**Required work**
Return all entries word for word, but drop any images.

**Provided data**
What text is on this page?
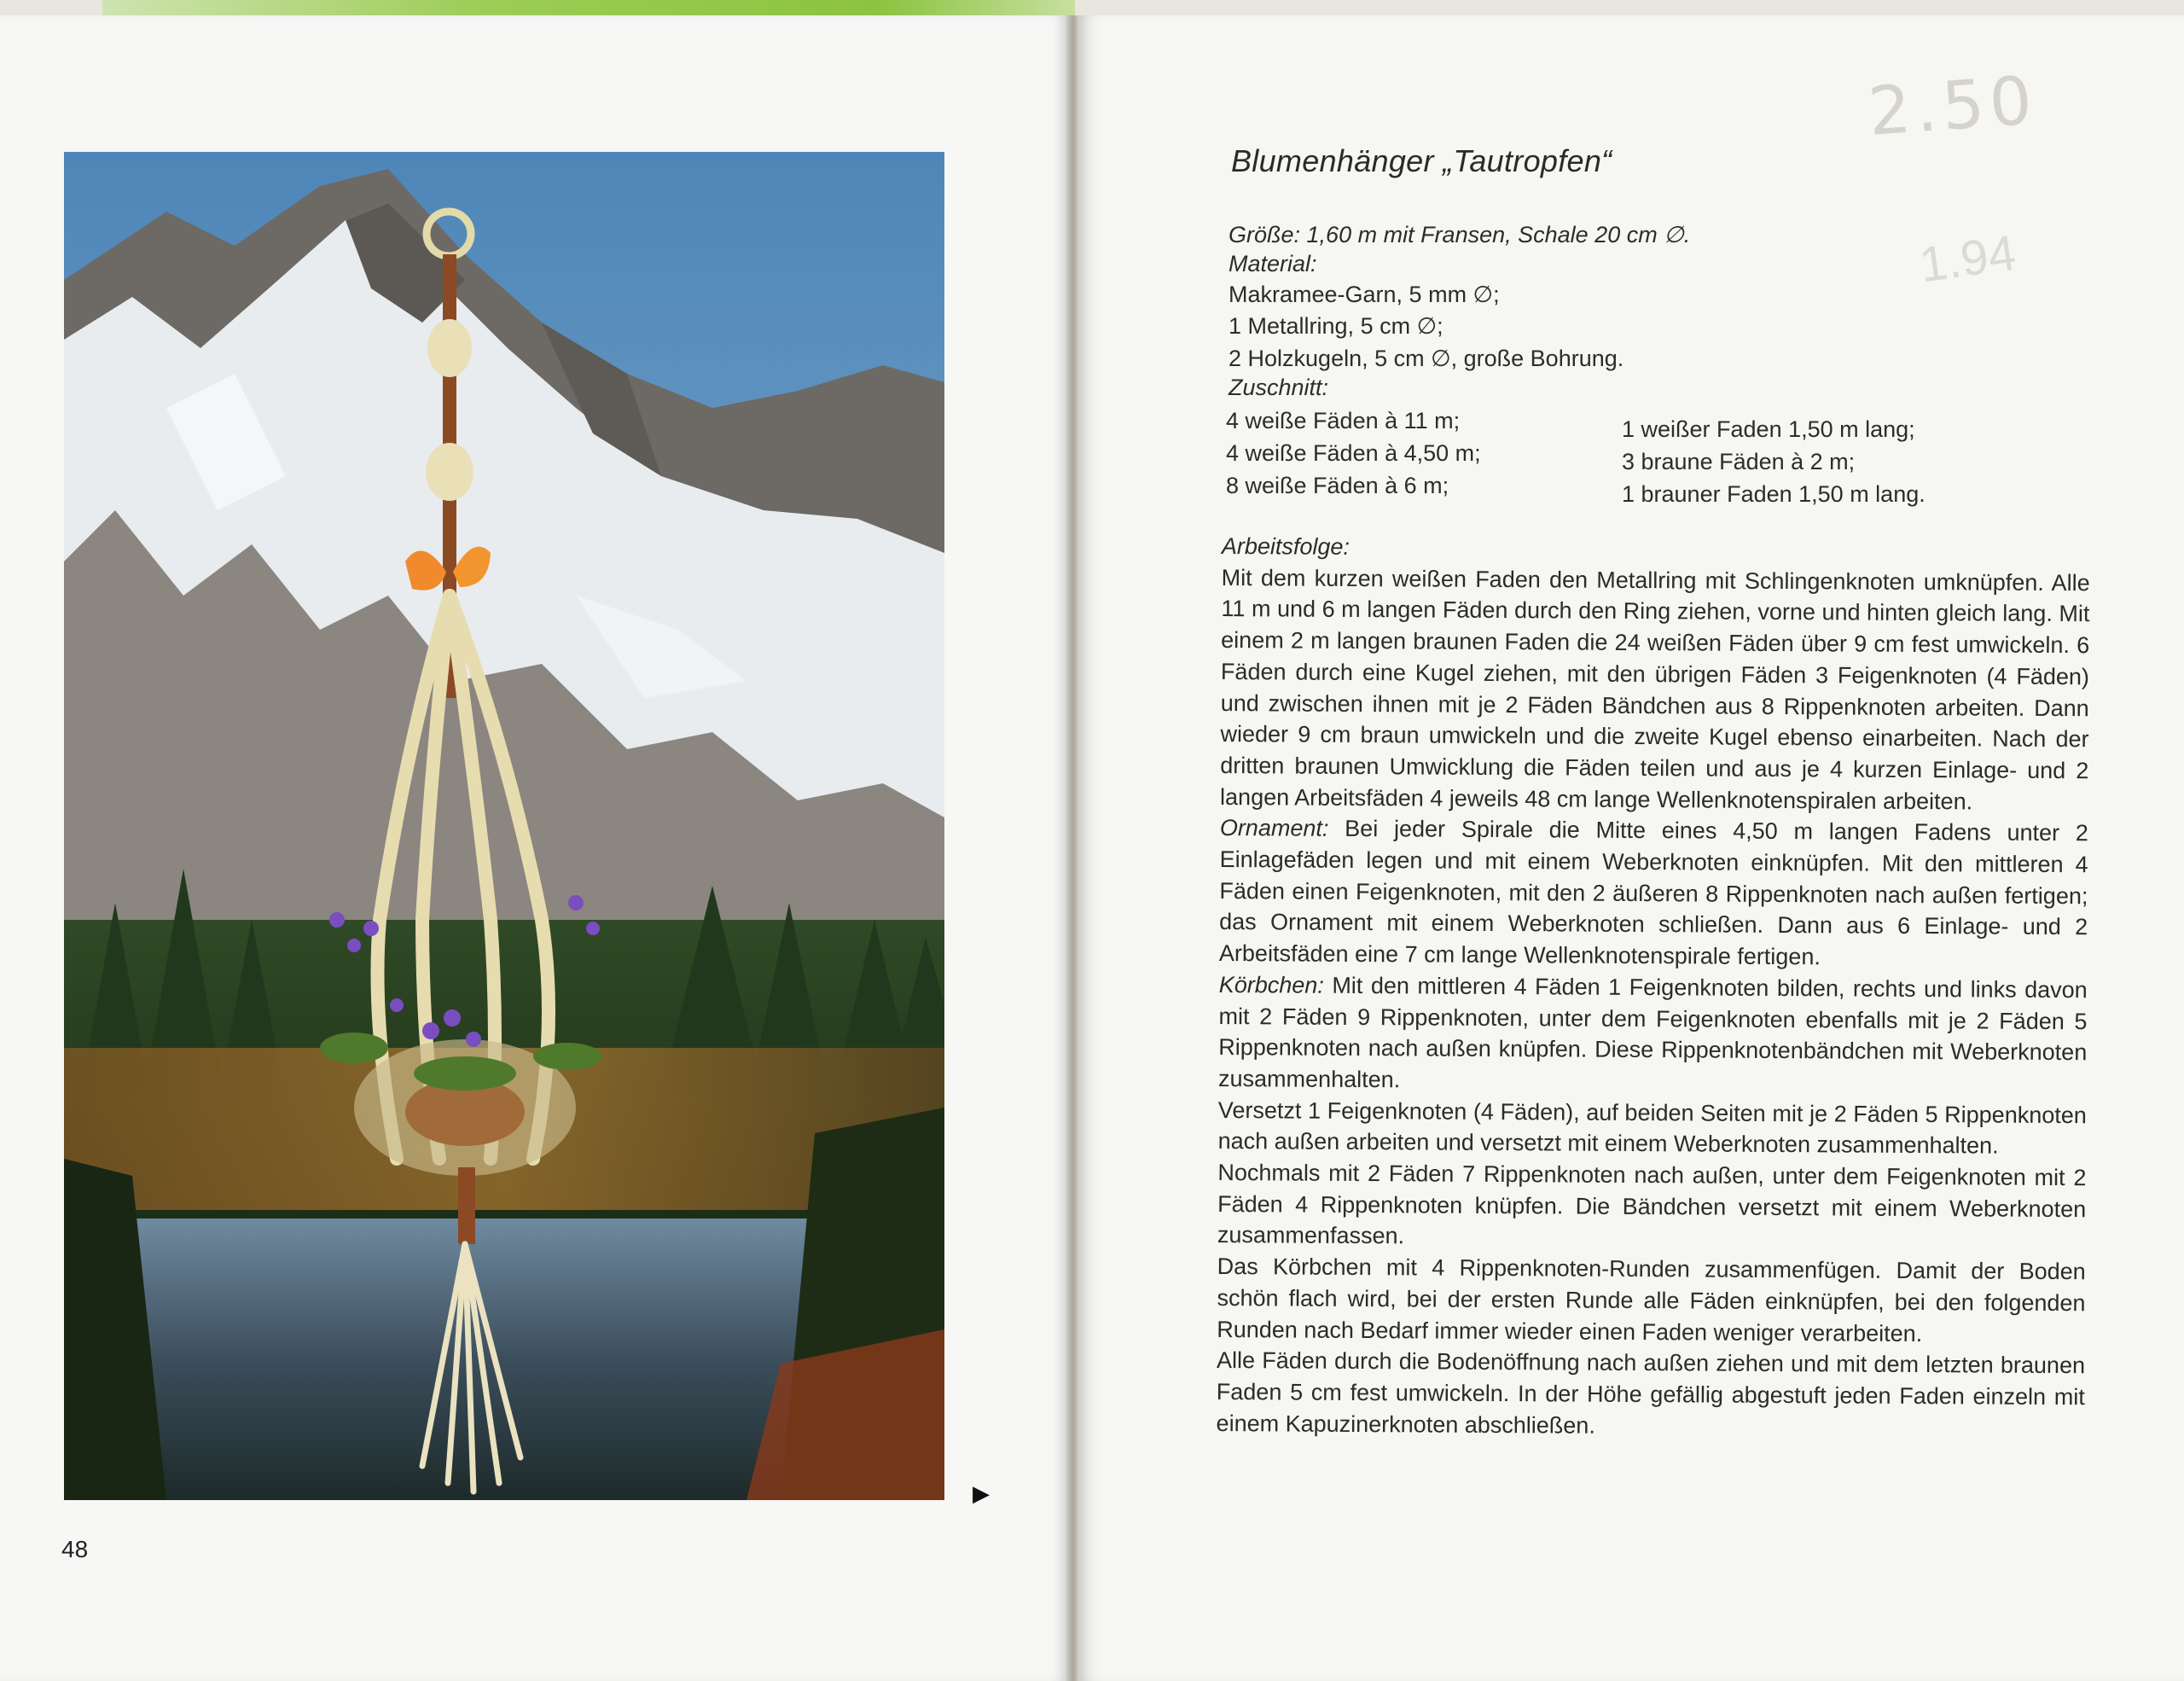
48
▶
2.50
1.94
Blumenhänger „Tautropfen“
Größe: 1,60 m mit Fransen, Schale 20 cm ∅.
Material:
Makramee-Garn, 5 mm ∅;
1 Metallring, 5 cm ∅;
2 Holzkugeln, 5 cm ∅, große Bohrung.
Zuschnitt:
4 weiße Fäden à 11 m;
4 weiße Fäden à 4,50 m;
8 weiße Fäden à 6 m;
1 weißer Faden 1,50 m lang;
3 braune Fäden à 2 m;
1 brauner Faden 1,50 m lang.

Arbeitsfolge:

Mit dem kurzen weißen Faden den Metallring mit Schlingenknoten umknüpfen. Alle 11 m und 6 m langen Fäden durch den Ring ziehen, vorne und hinten gleich lang. Mit einem 2 m langen braunen Faden die 24 weißen Fäden über 9 cm fest umwickeln. 6 Fäden durch eine Kugel ziehen, mit den übrigen Fäden 3 Feigenknoten (4 Fäden) und zwischen ihnen mit je 2 Fäden Bändchen aus 8 Rippenknoten arbeiten. Dann wieder 9 cm braun umwickeln und die zweite Kugel ebenso einarbeiten. Nach der dritten braunen Umwicklung die Fäden teilen und aus je 4 kurzen Einlage- und 2 langen Arbeitsfäden 4 jeweils 48 cm lange Wellenknotenspiralen arbeiten.

Ornament: Bei jeder Spirale die Mitte eines 4,50 m langen Fadens unter 2 Einlagefäden legen und mit einem Weberknoten einknüpfen. Mit den mittleren 4 Fäden einen Feigenknoten, mit den 2 äußeren 8 Rippenknoten nach außen fertigen; das Ornament mit einem Weberknoten schließen. Dann aus 6 Einlage- und 2 Arbeitsfäden eine 7 cm lange Wellenknotenspirale fertigen.

Körbchen: Mit den mittleren 4 Fäden 1 Feigenknoten bilden, rechts und links davon mit 2 Fäden 9 Rippenknoten, unter dem Feigenknoten ebenfalls mit je 2 Fäden 5 Rippenknoten nach außen knüpfen. Diese Rippenknotenbändchen mit Weberknoten zusammenhalten.

Versetzt 1 Feigenknoten (4 Fäden), auf beiden Seiten mit je 2 Fäden 5 Rippenknoten nach außen arbeiten und versetzt mit einem Weberknoten zusammenhalten.

Nochmals mit 2 Fäden 7 Rippenknoten nach außen, unter dem Feigenknoten mit 2 Fäden 4 Rippenknoten knüpfen. Die Bändchen versetzt mit einem Weberknoten zusammenfassen.

Das Körbchen mit 4 Rippenknoten-Runden zusammenfügen. Damit der Boden schön flach wird, bei der ersten Runde alle Fäden einknüpfen, bei den folgenden Runden nach Bedarf immer wieder einen Faden weniger verarbeiten.

Alle Fäden durch die Bodenöffnung nach außen ziehen und mit dem letzten braunen Faden 5 cm fest umwickeln. In der Höhe gefällig abgestuft jeden Faden einzeln mit einem Kapuzinerknoten abschließen.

**Correct response**
What text is on this page?
48
▶
2.50
1.94
Blumenhänger „Tautropfen“
Größe: 1,60 m mit Fransen, Schale 20 cm ∅.
Material:
Makramee-Garn, 5 mm ∅;
1 Metallring, 5 cm ∅;
2 Holzkugeln, 5 cm ∅, große Bohrung.
Zuschnitt:
4 weiße Fäden à 11 m;
4 weiße Fäden à 4,50 m;
8 weiße Fäden à 6 m;
1 weißer Faden 1,50 m lang;
3 braune Fäden à 2 m;
1 brauner Faden 1,50 m lang.

Arbeitsfolge:

Mit dem kurzen weißen Faden den Metallring mit Schlingenknoten umknüpfen. Alle 11 m und 6 m langen Fäden durch den Ring ziehen, vorne und hinten gleich lang. Mit einem 2 m langen braunen Faden die 24 weißen Fäden über 9 cm fest umwickeln. 6 Fäden durch eine Kugel ziehen, mit den übrigen Fäden 3 Feigenknoten (4 Fäden) und zwischen ihnen mit je 2 Fäden Bändchen aus 8 Rippenknoten arbeiten. Dann wieder 9 cm braun umwickeln und die zweite Kugel ebenso einarbeiten. Nach der dritten braunen Umwicklung die Fäden teilen und aus je 4 kurzen Einlage- und 2 langen Arbeitsfäden 4 jeweils 48 cm lange Wellenknotenspiralen arbeiten.

Ornament: Bei jeder Spirale die Mitte eines 4,50 m langen Fadens unter 2 Einlagefäden legen und mit einem Weberknoten einknüpfen. Mit den mittleren 4 Fäden einen Feigenknoten, mit den 2 äußeren 8 Rippenknoten nach außen fertigen; das Ornament mit einem Weberknoten schließen. Dann aus 6 Einlage- und 2 Arbeitsfäden eine 7 cm lange Wellenknotenspirale fertigen.

Körbchen: Mit den mittleren 4 Fäden 1 Feigenknoten bilden, rechts und links davon mit 2 Fäden 9 Rippenknoten, unter dem Feigenknoten ebenfalls mit je 2 Fäden 5 Rippenknoten nach außen knüpfen. Diese Rippenknotenbändchen mit Weberknoten zusammenhalten.

Versetzt 1 Feigenknoten (4 Fäden), auf beiden Seiten mit je 2 Fäden 5 Rippenknoten nach außen arbeiten und versetzt mit einem Weberknoten zusammenhalten.

Nochmals mit 2 Fäden 7 Rippenknoten nach außen, unter dem Feigenknoten mit 2 Fäden 4 Rippenknoten knüpfen. Die Bändchen versetzt mit einem Weberknoten zusammenfassen.

Das Körbchen mit 4 Rippenknoten-Runden zusammenfügen. Damit der Boden schön flach wird, bei der ersten Runde alle Fäden einknüpfen, bei den folgenden Runden nach Bedarf immer wieder einen Faden weniger verarbeiten.

Alle Fäden durch die Bodenöffnung nach außen ziehen und mit dem letzten braunen Faden 5 cm fest umwickeln. In der Höhe gefällig abgestuft jeden Faden einzeln mit einem Kapuzinerknoten abschließen.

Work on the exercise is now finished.